======== DATA ENTRIES ========

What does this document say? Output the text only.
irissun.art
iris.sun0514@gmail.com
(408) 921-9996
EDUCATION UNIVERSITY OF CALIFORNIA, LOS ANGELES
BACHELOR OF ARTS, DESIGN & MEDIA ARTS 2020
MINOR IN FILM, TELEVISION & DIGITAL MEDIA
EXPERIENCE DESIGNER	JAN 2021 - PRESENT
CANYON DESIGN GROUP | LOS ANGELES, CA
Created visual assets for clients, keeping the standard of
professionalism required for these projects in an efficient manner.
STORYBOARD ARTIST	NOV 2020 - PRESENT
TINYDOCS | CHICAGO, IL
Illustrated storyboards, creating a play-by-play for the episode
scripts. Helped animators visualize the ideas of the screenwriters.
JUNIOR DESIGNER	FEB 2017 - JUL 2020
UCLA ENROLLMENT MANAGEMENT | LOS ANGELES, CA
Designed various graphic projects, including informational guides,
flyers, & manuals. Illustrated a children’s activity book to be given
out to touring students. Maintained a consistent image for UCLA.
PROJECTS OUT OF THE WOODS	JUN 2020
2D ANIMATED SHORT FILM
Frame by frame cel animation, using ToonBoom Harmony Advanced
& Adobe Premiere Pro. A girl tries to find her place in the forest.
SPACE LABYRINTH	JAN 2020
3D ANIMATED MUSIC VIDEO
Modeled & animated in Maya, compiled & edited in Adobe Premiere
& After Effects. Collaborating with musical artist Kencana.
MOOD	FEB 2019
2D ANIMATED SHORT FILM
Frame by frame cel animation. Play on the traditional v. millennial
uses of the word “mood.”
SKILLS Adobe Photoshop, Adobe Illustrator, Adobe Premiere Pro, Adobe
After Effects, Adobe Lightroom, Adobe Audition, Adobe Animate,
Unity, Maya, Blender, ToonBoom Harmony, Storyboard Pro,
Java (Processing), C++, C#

========

WHAT THE TASK ASKS -
Output the full listing without altering anything.

ANSWER BELOW -
What does this document say? Output the text only.
irissun.art
iris.sun0514@gmail.com
(408) 921-9996
EDUCATION UNIVERSITY OF CALIFORNIA, LOS ANGELES
BACHELOR OF ARTS, DESIGN & MEDIA ARTS 2020
MINOR IN FILM, TELEVISION & DIGITAL MEDIA
EXPERIENCE DESIGNER	JAN 2021 - PRESENT
CANYON DESIGN GROUP | LOS ANGELES, CA
Created visual assets for clients, keeping the standard of
professionalism required for these projects in an efficient manner.
STORYBOARD ARTIST	NOV 2020 - PRESENT
TINYDOCS | CHICAGO, IL
Illustrated storyboards, creating a play-by-play for the episode
scripts. Helped animators visualize the ideas of the screenwriters.
JUNIOR DESIGNER	FEB 2017 - JUL 2020
UCLA ENROLLMENT MANAGEMENT | LOS ANGELES, CA
Designed various graphic projects, including informational guides,
flyers, & manuals. Illustrated a children’s activity book to be given
out to touring students. Maintained a consistent image for UCLA.
PROJECTS OUT OF THE WOODS	JUN 2020
2D ANIMATED SHORT FILM
Frame by frame cel animation, using ToonBoom Harmony Advanced
& Adobe Premiere Pro. A girl tries to find her place in the forest.
SPACE LABYRINTH	JAN 2020
3D ANIMATED MUSIC VIDEO
Modeled & animated in Maya, compiled & edited in Adobe Premiere
& After Effects. Collaborating with musical artist Kencana.
MOOD	FEB 2019
2D ANIMATED SHORT FILM
Frame by frame cel animation. Play on the traditional v. millennial
uses of the word “mood.”
SKILLS Adobe Photoshop, Adobe Illustrator, Adobe Premiere Pro, Adobe
After Effects, Adobe Lightroom, Adobe Audition, Adobe Animate,
Unity, Maya, Blender, ToonBoom Harmony, Storyboard Pro,
Java (Processing), C++, C#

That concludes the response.